**Requirement**
Return each line of the listing that contains the string "present".

**Entries provided**
####################

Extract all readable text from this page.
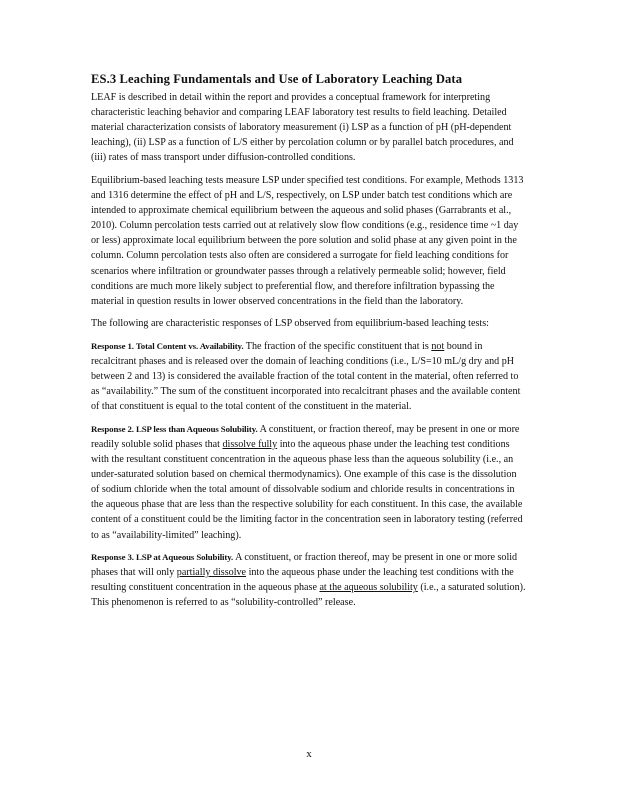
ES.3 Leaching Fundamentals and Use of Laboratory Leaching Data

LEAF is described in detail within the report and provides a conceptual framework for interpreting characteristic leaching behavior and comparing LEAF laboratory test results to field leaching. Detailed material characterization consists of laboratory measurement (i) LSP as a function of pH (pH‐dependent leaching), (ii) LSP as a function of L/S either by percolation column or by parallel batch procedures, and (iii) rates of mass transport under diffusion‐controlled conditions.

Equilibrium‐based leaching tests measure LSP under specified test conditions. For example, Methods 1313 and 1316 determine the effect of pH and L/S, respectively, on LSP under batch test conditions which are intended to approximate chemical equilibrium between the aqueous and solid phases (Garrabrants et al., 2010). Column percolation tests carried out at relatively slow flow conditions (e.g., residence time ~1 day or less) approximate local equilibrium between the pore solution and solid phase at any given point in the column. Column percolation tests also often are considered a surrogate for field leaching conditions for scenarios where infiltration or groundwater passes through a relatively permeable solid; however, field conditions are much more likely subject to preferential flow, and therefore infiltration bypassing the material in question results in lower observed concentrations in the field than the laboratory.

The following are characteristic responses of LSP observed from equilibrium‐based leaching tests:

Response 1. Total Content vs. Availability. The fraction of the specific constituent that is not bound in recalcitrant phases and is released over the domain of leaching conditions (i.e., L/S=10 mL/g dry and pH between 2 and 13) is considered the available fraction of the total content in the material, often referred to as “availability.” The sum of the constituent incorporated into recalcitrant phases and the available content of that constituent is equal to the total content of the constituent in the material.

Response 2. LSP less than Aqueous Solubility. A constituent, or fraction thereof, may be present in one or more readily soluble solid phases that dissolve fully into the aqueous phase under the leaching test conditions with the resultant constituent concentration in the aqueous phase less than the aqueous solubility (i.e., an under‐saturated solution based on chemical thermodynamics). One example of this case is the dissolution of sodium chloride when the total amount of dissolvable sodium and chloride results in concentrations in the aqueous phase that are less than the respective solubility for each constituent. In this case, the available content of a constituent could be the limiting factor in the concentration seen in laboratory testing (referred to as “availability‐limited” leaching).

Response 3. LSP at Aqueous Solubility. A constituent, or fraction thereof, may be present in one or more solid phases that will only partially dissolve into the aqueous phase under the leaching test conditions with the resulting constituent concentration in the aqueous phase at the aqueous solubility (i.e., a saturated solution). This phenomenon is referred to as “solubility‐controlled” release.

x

####################

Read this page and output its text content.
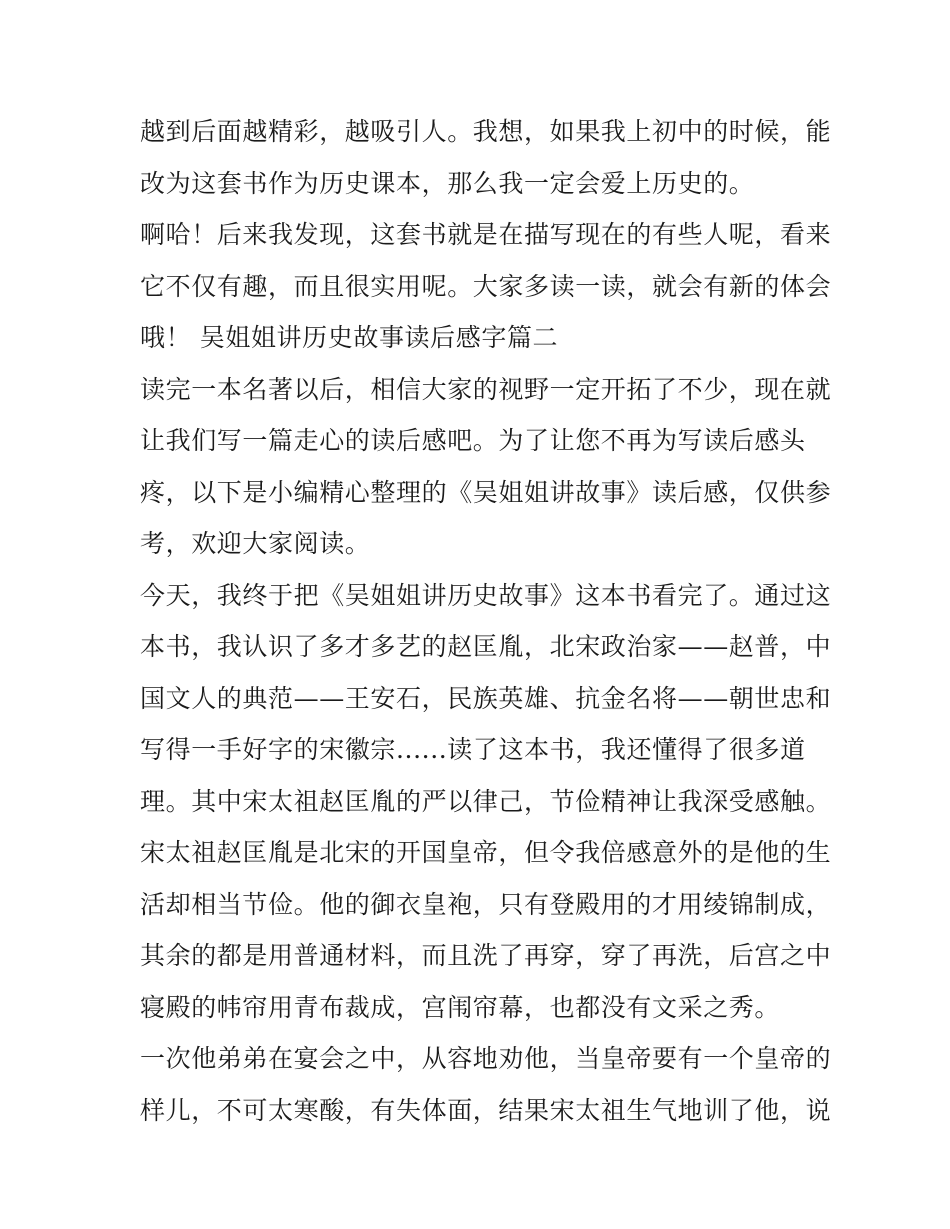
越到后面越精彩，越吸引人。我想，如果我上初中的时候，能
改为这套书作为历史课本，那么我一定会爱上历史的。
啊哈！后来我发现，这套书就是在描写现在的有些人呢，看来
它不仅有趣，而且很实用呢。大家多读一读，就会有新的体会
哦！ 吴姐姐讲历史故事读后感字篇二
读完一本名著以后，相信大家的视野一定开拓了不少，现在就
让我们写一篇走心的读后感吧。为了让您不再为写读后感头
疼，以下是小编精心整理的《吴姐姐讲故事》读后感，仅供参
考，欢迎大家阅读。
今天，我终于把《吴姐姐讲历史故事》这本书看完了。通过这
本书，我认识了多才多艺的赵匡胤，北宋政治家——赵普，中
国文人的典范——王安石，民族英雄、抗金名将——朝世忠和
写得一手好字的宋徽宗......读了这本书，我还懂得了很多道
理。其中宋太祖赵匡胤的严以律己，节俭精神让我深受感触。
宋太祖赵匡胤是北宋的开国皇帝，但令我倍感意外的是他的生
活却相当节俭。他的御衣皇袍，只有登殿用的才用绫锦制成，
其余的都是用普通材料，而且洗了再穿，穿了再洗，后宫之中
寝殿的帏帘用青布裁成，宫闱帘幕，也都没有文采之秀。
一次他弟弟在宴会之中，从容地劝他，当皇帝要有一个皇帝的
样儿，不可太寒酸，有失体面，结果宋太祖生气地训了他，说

####################

**Response below**
Response 2. LSP less than Aqueous Solubility. A constituent, or fraction thereof, may be present in one or more readily soluble solid phases that dissolve fully into the aqueous phase under the leaching test conditions with the resultant constituent concentration in the aqueous phase less than the aqueous solubility (i.e., an under‐saturated solution based on chemical thermodynamics). One example of this case is the dissolution of sodium chloride when the total amount of dissolvable sodium and chloride results in concentrations in the aqueous phase that are less than the respective solubility for each constituent. In this case, the available content of a constituent could be the limiting factor in the concentration seen in laboratory testing (referred to as “availability‐limited” leaching).
Response 3. LSP at Aqueous Solubility. A constituent, or fraction thereof, may be present in one or more solid phases that will only partially dissolve into the aqueous phase under the leaching test conditions with the resulting constituent concentration in the aqueous phase at the aqueous solubility (i.e., a saturated solution). This phenomenon is referred to as “solubility‐controlled” release.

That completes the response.